**PROBLEM**
Set all the material down again unchanged, without the pictures.

**INPUT RECORDS**
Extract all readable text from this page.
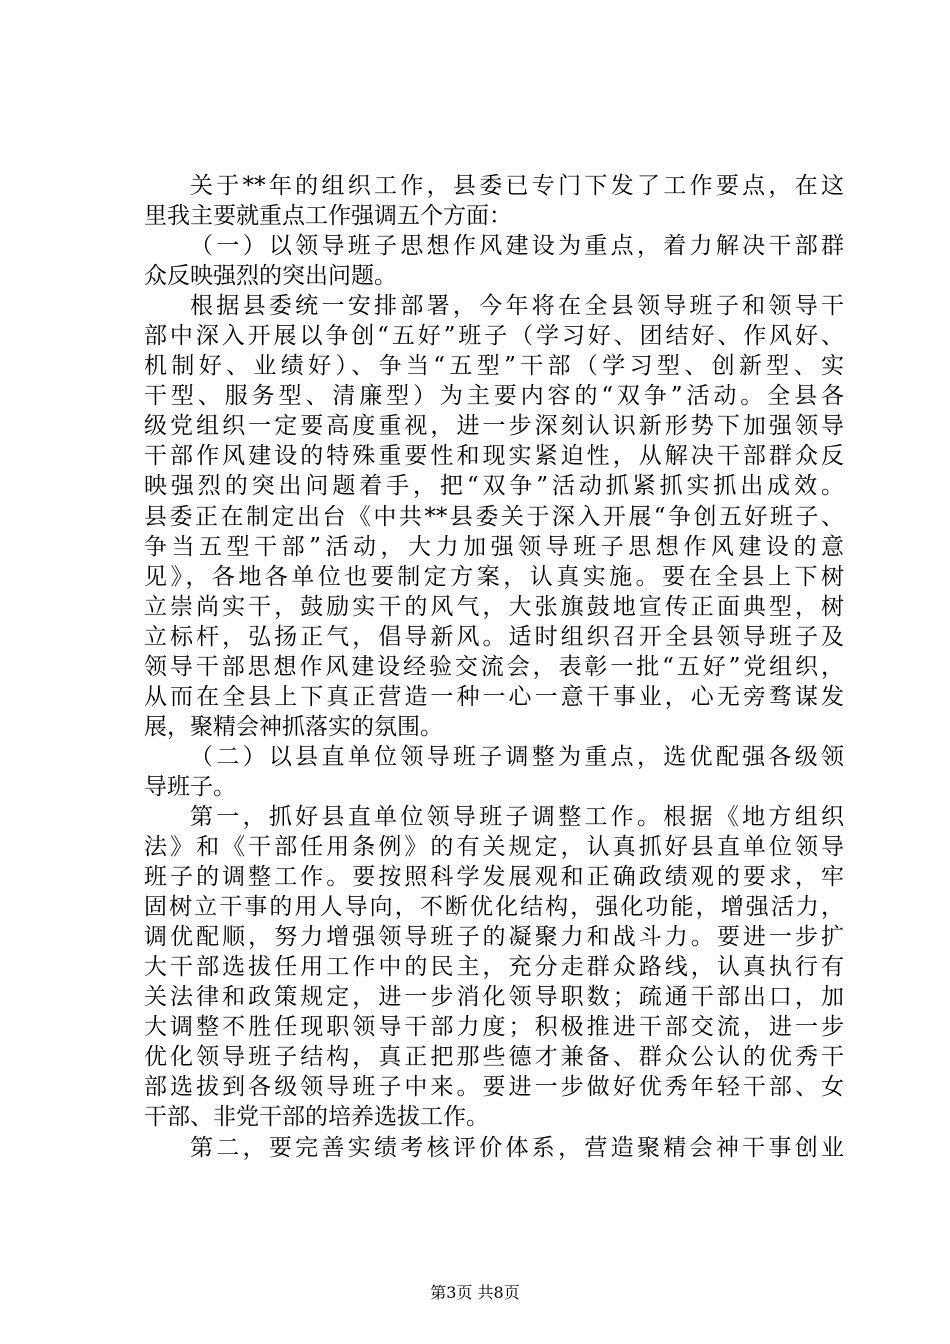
关于**年的组织工作，县委已专门下发了工作要点，在这
里我主要就重点工作强调五个方面：
（一）以领导班子思想作风建设为重点，着力解决干部群
众反映强烈的突出问题。
根据县委统一安排部署，今年将在全县领导班子和领导干
部中深入开展以争创“五好”班子（学习好、团结好、作风好、
机制好、业绩好）、争当“五型”干部（学习型、创新型、实
干型、服务型、清廉型）为主要内容的“双争”活动。全县各
级党组织一定要高度重视，进一步深刻认识新形势下加强领导
干部作风建设的特殊重要性和现实紧迫性，从解决干部群众反
映强烈的突出问题着手，把“双争”活动抓紧抓实抓出成效。
县委正在制定出台《中共**县委关于深入开展“争创五好班子、
争当五型干部”活动，大力加强领导班子思想作风建设的意
见》，各地各单位也要制定方案，认真实施。要在全县上下树
立崇尚实干，鼓励实干的风气，大张旗鼓地宣传正面典型，树
立标杆，弘扬正气，倡导新风。适时组织召开全县领导班子及
领导干部思想作风建设经验交流会，表彰一批“五好”党组织，
从而在全县上下真正营造一种一心一意干事业，心无旁骛谋发
展，聚精会神抓落实的氛围。
（二）以县直单位领导班子调整为重点，选优配强各级领
导班子。
第一，抓好县直单位领导班子调整工作。根据《地方组织
法》和《干部任用条例》的有关规定，认真抓好县直单位领导
班子的调整工作。要按照科学发展观和正确政绩观的要求，牢
固树立干事的用人导向，不断优化结构，强化功能，增强活力，
调优配顺，努力增强领导班子的凝聚力和战斗力。要进一步扩
大干部选拔任用工作中的民主，充分走群众路线，认真执行有
关法律和政策规定，进一步消化领导职数；疏通干部出口，加
大调整不胜任现职领导干部力度；积极推进干部交流，进一步
优化领导班子结构，真正把那些德才兼备、群众公认的优秀干
部选拔到各级领导班子中来。要进一步做好优秀年轻干部、女
干部、非党干部的培养选拔工作。
第二，要完善实绩考核评价体系，营造聚精会神干事创业
第3页 共8页
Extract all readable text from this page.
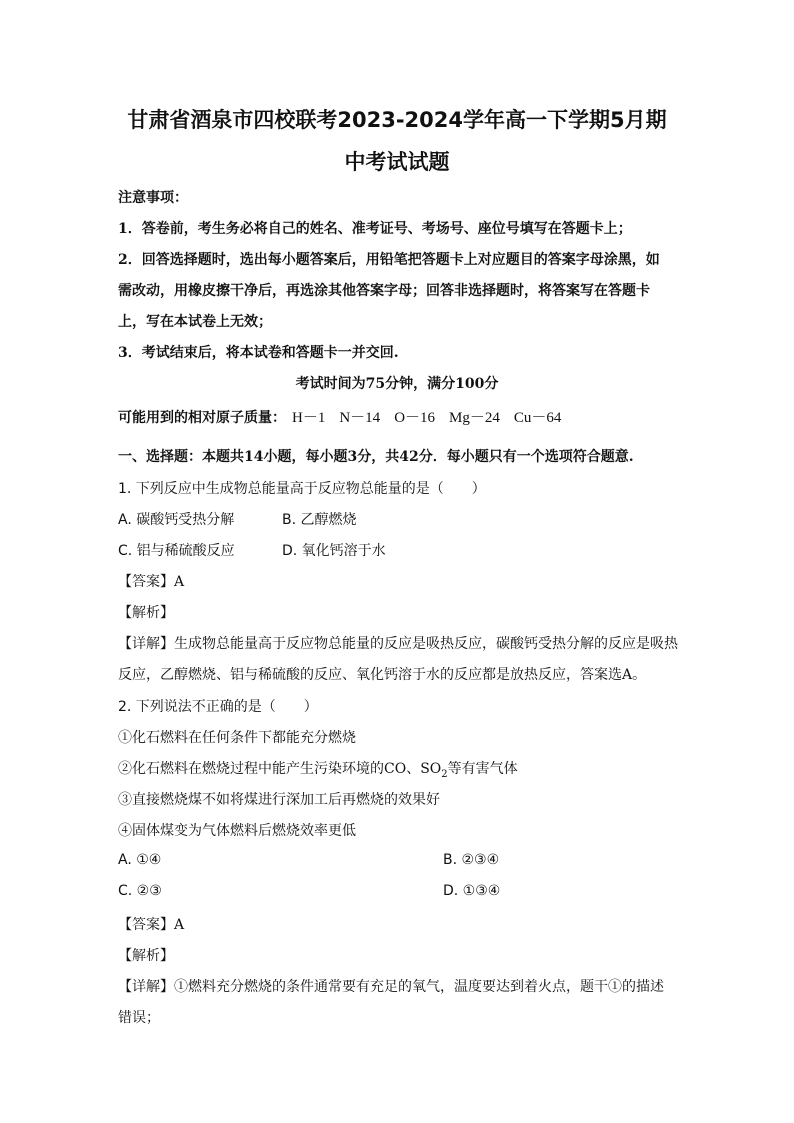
甘肃省酒泉市四校联考2023-2024学年高一下学期5月期
中考试试题
注意事项：
1．答卷前，考生务必将自己的姓名、准考证号、考场号、座位号填写在答题卡上；
2．回答选择题时，选出每小题答案后，用铅笔把答题卡上对应题目的答案字母涂黑，如
需改动，用橡皮擦干净后，再选涂其他答案字母；回答非选择题时，将答案写在答题卡
上，写在本试卷上无效；
3．考试结束后，将本试卷和答题卡一并交回.
考试时间为75分钟，满分100分
可能用到的相对原子质量： H－1 N－14 O－16 Mg－24 Cu－64
一、选择题：本题共14小题，每小题3分，共42分．每小题只有一个选项符合题意.
1. 下列反应中生成物总能量高于反应物总能量的是（　　）
A. 碳酸钙受热分解	B. 乙醇燃烧
C. 铝与稀硫酸反应	D. 氧化钙溶于水
【答案】A
【解析】
【详解】生成物总能量高于反应物总能量的反应是吸热反应，碳酸钙受热分解的反应是吸热
反应，乙醇燃烧、铝与稀硫酸的反应、氧化钙溶于水的反应都是放热反应，答案选A。
2. 下列说法不正确的是（　　）
①化石燃料在任何条件下都能充分燃烧
②化石燃料在燃烧过程中能产生污染环境的CO、$SO_2$等有害气体
③直接燃烧煤不如将煤进行深加工后再燃烧的效果好
④固体煤变为气体燃料后燃烧效率更低
A. ①④	B. ②③④
C. ②③	D. ①③④
【答案】A
【解析】
【详解】①燃料充分燃烧的条件通常要有充足的氧气，温度要达到着火点，题干①的描述
错误；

**RESULT**
Extract all readable text from this page.
关于**年的组织工作，县委已专门下发了工作要点，在这
里我主要就重点工作强调五个方面：
（一）以领导班子思想作风建设为重点，着力解决干部群
众反映强烈的突出问题。
根据县委统一安排部署，今年将在全县领导班子和领导干
部中深入开展以争创“五好”班子（学习好、团结好、作风好、
机制好、业绩好）、争当“五型”干部（学习型、创新型、实
干型、服务型、清廉型）为主要内容的“双争”活动。全县各
级党组织一定要高度重视，进一步深刻认识新形势下加强领导
干部作风建设的特殊重要性和现实紧迫性，从解决干部群众反
映强烈的突出问题着手，把“双争”活动抓紧抓实抓出成效。
县委正在制定出台《中共**县委关于深入开展“争创五好班子、
争当五型干部”活动，大力加强领导班子思想作风建设的意
见》，各地各单位也要制定方案，认真实施。要在全县上下树
立崇尚实干，鼓励实干的风气，大张旗鼓地宣传正面典型，树
立标杆，弘扬正气，倡导新风。适时组织召开全县领导班子及
领导干部思想作风建设经验交流会，表彰一批“五好”党组织，
从而在全县上下真正营造一种一心一意干事业，心无旁骛谋发
展，聚精会神抓落实的氛围。
（二）以县直单位领导班子调整为重点，选优配强各级领
导班子。
第一，抓好县直单位领导班子调整工作。根据《地方组织
法》和《干部任用条例》的有关规定，认真抓好县直单位领导
班子的调整工作。要按照科学发展观和正确政绩观的要求，牢
固树立干事的用人导向，不断优化结构，强化功能，增强活力，
调优配顺，努力增强领导班子的凝聚力和战斗力。要进一步扩
大干部选拔任用工作中的民主，充分走群众路线，认真执行有
关法律和政策规定，进一步消化领导职数；疏通干部出口，加
大调整不胜任现职领导干部力度；积极推进干部交流，进一步
优化领导班子结构，真正把那些德才兼备、群众公认的优秀干
部选拔到各级领导班子中来。要进一步做好优秀年轻干部、女
干部、非党干部的培养选拔工作。
第二，要完善实绩考核评价体系，营造聚精会神干事创业
第3页 共8页
Extract all readable text from this page.
甘肃省酒泉市四校联考2023-2024学年高一下学期5月期
中考试试题
注意事项：
1．答卷前，考生务必将自己的姓名、准考证号、考场号、座位号填写在答题卡上；
2．回答选择题时，选出每小题答案后，用铅笔把答题卡上对应题目的答案字母涂黑，如
需改动，用橡皮擦干净后，再选涂其他答案字母；回答非选择题时，将答案写在答题卡
上，写在本试卷上无效；
3．考试结束后，将本试卷和答题卡一并交回.
考试时间为75分钟，满分100分
可能用到的相对原子质量： H－1 N－14 O－16 Mg－24 Cu－64
一、选择题：本题共14小题，每小题3分，共42分．每小题只有一个选项符合题意.
1. 下列反应中生成物总能量高于反应物总能量的是（　　）
A. 碳酸钙受热分解	B. 乙醇燃烧
C. 铝与稀硫酸反应	D. 氧化钙溶于水
【答案】A
【解析】
【详解】生成物总能量高于反应物总能量的反应是吸热反应，碳酸钙受热分解的反应是吸热
反应，乙醇燃烧、铝与稀硫酸的反应、氧化钙溶于水的反应都是放热反应，答案选A。
2. 下列说法不正确的是（　　）
①化石燃料在任何条件下都能充分燃烧
②化石燃料在燃烧过程中能产生污染环境的CO、$SO_2$等有害气体
③直接燃烧煤不如将煤进行深加工后再燃烧的效果好
④固体煤变为气体燃料后燃烧效率更低
A. ①④	B. ②③④
C. ②③	D. ①③④
【答案】A
【解析】
【详解】①燃料充分燃烧的条件通常要有充足的氧气，温度要达到着火点，题干①的描述
错误；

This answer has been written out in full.